**Aim of the exercise:** Collect the lines of the entries where "particolare" shows up.

**Stored records:**
***
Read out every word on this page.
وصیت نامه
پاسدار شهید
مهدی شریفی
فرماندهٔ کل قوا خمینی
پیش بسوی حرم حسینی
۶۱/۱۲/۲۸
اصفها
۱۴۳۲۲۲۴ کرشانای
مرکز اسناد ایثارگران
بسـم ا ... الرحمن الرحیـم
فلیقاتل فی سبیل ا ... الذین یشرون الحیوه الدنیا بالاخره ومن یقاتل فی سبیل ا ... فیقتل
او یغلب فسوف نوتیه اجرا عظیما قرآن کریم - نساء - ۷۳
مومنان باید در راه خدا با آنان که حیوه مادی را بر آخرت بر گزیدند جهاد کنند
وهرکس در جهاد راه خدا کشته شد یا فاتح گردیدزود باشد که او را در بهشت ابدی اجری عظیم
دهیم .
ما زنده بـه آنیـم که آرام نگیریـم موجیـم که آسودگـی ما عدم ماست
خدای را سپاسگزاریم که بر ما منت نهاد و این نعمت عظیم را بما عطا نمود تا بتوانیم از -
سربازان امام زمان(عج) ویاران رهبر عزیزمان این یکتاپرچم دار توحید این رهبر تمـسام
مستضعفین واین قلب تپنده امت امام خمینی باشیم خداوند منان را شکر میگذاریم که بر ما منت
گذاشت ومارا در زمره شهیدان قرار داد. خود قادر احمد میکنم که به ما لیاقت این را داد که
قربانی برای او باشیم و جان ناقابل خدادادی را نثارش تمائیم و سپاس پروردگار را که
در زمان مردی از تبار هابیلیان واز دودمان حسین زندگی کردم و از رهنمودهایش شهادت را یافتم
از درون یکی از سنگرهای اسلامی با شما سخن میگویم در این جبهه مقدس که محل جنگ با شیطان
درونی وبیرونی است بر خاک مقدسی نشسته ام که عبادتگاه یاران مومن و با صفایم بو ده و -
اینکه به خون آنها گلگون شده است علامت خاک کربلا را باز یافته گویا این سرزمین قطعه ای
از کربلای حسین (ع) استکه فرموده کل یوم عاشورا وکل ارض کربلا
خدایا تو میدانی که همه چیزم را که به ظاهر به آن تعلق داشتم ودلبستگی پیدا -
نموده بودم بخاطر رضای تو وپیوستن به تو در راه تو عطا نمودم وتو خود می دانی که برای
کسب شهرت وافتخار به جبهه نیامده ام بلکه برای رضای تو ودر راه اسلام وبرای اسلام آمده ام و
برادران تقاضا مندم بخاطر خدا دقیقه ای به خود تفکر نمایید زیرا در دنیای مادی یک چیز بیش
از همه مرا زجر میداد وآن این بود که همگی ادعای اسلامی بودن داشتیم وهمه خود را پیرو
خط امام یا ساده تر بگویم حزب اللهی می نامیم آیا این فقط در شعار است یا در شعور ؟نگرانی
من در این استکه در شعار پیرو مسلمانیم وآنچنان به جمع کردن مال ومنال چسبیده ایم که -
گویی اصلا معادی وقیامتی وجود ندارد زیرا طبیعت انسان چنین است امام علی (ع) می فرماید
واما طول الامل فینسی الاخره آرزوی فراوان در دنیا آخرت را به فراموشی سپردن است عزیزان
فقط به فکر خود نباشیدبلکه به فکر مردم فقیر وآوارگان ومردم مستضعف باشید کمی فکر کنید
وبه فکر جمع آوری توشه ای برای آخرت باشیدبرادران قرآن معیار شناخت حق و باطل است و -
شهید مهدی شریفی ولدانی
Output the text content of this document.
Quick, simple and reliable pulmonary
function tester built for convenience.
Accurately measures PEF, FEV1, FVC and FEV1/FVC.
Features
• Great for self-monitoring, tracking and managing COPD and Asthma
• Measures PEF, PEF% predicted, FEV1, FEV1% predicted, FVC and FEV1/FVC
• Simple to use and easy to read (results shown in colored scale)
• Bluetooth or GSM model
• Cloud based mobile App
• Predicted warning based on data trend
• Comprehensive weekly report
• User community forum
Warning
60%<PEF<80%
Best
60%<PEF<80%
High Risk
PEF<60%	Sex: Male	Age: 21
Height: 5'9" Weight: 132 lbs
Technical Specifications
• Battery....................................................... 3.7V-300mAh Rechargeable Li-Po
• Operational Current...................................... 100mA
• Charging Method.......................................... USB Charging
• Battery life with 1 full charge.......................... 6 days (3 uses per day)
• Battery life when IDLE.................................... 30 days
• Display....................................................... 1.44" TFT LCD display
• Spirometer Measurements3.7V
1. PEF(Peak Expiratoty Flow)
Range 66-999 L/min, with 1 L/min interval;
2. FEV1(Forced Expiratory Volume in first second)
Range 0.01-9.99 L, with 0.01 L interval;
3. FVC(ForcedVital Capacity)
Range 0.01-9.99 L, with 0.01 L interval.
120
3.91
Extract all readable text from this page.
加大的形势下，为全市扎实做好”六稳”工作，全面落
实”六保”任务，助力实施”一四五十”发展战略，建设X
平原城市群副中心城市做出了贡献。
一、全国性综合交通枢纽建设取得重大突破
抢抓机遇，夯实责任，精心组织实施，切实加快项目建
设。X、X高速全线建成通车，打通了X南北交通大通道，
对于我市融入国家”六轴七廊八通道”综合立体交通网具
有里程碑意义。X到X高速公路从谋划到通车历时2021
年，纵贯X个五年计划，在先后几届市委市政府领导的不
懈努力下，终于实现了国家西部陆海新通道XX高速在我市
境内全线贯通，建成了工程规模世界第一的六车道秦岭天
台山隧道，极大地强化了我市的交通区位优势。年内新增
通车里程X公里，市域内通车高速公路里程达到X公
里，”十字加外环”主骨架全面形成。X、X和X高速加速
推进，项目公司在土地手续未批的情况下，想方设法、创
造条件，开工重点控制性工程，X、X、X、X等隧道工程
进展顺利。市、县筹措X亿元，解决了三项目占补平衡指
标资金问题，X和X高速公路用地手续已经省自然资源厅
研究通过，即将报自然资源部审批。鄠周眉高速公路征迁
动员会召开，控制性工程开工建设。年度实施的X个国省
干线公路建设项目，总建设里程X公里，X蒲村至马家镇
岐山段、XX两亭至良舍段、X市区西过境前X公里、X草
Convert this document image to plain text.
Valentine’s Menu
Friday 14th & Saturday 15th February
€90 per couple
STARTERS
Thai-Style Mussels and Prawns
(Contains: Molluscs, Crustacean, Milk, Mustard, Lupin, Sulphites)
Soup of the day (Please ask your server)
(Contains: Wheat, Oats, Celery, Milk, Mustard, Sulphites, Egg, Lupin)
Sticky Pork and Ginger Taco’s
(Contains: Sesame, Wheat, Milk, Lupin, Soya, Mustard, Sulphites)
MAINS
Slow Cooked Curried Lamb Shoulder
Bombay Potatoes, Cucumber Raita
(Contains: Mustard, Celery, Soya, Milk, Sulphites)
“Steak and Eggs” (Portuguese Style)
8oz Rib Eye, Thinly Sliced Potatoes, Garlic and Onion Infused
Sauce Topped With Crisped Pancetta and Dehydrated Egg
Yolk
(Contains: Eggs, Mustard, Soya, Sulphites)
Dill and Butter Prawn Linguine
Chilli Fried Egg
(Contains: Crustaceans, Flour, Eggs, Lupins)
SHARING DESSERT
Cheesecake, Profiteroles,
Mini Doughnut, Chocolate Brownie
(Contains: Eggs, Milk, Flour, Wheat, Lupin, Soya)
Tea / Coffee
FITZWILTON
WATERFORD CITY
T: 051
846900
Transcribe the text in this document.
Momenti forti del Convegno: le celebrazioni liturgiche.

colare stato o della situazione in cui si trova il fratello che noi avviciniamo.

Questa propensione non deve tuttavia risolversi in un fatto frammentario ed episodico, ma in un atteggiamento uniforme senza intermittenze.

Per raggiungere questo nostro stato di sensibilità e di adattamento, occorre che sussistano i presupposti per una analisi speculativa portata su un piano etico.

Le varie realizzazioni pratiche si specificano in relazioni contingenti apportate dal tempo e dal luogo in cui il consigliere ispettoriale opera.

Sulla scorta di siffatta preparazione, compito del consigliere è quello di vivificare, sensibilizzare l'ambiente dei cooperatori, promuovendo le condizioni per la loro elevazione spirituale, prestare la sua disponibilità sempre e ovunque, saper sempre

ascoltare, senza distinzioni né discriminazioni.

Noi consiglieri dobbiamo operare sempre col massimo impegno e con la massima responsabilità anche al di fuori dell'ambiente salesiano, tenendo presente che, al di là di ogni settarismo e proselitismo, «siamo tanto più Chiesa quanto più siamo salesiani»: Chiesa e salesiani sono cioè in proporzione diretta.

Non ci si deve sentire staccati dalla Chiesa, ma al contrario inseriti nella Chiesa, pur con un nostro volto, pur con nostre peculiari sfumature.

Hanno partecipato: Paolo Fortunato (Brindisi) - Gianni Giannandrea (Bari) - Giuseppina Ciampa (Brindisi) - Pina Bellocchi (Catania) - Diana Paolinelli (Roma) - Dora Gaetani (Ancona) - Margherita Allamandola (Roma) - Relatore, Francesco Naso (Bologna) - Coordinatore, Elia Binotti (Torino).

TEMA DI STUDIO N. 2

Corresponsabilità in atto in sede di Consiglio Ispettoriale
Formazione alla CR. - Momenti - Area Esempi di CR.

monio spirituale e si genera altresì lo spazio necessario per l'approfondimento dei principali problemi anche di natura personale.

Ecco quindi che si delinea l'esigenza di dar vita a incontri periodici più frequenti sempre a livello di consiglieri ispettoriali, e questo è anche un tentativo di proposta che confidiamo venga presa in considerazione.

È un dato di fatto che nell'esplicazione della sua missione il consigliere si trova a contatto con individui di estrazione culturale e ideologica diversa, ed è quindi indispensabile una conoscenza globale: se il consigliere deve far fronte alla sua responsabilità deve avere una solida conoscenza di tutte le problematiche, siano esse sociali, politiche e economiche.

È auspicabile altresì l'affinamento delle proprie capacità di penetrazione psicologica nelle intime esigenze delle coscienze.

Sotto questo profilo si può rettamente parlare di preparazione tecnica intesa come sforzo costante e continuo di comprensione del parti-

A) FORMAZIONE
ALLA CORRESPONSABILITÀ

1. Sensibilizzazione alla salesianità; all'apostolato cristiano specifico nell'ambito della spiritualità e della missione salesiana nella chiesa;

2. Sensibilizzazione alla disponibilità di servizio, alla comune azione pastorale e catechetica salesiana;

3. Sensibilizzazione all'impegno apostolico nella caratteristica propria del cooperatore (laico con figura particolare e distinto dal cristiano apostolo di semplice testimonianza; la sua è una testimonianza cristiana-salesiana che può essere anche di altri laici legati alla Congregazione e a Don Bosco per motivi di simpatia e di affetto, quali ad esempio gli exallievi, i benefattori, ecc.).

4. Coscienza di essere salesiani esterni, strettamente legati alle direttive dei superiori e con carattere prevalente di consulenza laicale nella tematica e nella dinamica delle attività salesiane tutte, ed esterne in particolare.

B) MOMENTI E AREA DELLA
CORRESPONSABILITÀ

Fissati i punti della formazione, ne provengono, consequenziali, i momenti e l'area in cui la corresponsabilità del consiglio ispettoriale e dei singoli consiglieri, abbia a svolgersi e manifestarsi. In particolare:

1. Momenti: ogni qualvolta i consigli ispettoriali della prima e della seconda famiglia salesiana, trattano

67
***
**Exercise response:**
3. Sensibilizzazione all'impegno apostolico nella caratteristica propria del cooperatore (laico con figura particolare e distinto dal cristiano apostolo di semplice testimonianza; la sua è una testimonianza cristiana-salesiana che può essere anche di altri laici legati alla Congregazione e a Don Bosco per motivi di simpatia e di affetto, quali ad esempio gli exallievi, i benefattori, ecc.).
4. Coscienza di essere salesiani esterni, strettamente legati alle direttive dei superiori e con carattere prevalente di consulenza laicale nella tematica e nella dinamica delle attività salesiane tutte, ed esterne in particolare.
Fissati i punti della formazione, ne provengono, consequenziali, i momenti e l'area in cui la corresponsabilità del consiglio ispettoriale e dei singoli consiglieri, abbia a svolgersi e manifestarsi. In particolare:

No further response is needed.